What needs to be done
Below are the entries; state how many of their lines contain the string "Yalman", and nothing more.

═══ Supplied information

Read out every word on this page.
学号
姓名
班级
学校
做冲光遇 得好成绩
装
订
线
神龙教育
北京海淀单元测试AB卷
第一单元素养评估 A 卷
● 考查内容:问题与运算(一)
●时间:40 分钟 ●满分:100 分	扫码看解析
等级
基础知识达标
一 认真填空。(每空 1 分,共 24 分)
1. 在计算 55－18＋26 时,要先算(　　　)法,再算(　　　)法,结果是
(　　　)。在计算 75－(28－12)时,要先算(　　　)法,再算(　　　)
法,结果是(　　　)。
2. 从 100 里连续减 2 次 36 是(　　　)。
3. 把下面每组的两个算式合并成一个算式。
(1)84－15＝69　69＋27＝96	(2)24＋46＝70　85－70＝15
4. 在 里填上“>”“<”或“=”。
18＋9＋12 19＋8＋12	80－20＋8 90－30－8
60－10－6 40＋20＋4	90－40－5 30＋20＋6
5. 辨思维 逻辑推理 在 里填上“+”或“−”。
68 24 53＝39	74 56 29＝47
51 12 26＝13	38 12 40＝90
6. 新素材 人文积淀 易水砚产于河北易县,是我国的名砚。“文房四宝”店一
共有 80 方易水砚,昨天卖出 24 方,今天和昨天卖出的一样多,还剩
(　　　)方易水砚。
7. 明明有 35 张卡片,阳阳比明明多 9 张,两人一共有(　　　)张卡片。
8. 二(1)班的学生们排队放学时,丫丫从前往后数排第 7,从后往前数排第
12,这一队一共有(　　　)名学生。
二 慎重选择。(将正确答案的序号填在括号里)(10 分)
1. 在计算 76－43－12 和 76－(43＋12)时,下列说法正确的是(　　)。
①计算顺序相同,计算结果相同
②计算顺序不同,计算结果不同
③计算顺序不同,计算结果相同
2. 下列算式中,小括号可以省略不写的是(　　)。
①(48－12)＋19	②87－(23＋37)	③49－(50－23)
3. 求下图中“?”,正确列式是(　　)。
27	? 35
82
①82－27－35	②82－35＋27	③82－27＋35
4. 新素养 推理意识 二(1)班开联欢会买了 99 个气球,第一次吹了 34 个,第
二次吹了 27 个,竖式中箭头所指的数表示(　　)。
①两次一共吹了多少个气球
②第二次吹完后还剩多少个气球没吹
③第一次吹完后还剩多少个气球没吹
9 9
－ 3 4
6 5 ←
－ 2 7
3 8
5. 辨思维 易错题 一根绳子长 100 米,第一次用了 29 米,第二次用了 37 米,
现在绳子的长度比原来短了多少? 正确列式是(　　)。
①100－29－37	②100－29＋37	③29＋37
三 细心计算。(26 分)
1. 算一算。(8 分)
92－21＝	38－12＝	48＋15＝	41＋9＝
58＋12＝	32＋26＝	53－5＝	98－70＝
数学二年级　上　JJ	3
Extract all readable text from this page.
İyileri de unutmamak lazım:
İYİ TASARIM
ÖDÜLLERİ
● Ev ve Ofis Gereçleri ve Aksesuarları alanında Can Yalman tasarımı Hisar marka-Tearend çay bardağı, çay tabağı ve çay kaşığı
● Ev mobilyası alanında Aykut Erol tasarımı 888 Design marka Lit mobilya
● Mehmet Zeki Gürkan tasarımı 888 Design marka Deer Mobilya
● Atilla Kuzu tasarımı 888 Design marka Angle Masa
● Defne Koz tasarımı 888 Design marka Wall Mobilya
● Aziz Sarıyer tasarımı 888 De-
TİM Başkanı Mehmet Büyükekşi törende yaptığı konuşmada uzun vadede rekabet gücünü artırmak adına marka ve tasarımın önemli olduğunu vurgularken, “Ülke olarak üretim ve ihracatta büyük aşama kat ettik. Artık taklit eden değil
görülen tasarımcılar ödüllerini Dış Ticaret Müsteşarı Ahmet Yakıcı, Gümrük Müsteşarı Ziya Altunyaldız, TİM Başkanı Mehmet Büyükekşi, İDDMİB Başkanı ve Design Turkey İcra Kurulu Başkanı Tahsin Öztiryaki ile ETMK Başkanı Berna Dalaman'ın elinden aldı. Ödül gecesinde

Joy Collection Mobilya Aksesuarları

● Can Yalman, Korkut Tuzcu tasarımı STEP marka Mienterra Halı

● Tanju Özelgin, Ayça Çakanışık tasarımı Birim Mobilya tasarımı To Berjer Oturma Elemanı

══════

Worked answer
2